● **Objective**
Gather up the lines with the word "their" in them.

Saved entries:
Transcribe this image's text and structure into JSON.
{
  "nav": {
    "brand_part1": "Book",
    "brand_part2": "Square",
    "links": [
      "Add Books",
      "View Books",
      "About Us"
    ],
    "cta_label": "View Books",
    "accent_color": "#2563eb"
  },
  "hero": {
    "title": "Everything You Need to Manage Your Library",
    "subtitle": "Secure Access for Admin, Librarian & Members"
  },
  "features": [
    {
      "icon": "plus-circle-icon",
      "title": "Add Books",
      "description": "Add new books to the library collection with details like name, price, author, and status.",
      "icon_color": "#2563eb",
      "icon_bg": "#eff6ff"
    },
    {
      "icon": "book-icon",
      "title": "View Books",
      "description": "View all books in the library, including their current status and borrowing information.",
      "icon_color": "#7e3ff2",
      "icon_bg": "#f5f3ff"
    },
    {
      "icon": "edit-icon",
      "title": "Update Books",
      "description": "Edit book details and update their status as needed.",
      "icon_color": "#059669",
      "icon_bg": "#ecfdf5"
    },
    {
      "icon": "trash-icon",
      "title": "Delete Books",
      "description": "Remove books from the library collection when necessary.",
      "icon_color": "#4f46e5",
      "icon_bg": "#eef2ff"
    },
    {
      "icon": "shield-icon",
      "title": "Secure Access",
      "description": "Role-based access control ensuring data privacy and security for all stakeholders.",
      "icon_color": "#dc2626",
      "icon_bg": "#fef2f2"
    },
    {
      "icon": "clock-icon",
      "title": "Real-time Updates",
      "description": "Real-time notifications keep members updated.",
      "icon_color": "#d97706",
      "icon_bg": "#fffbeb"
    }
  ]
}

● **Reply to the exercise**
      "description": "View all books in the library, including their current status and borrowing information.",
      "description": "Edit book details and update their status as needed.",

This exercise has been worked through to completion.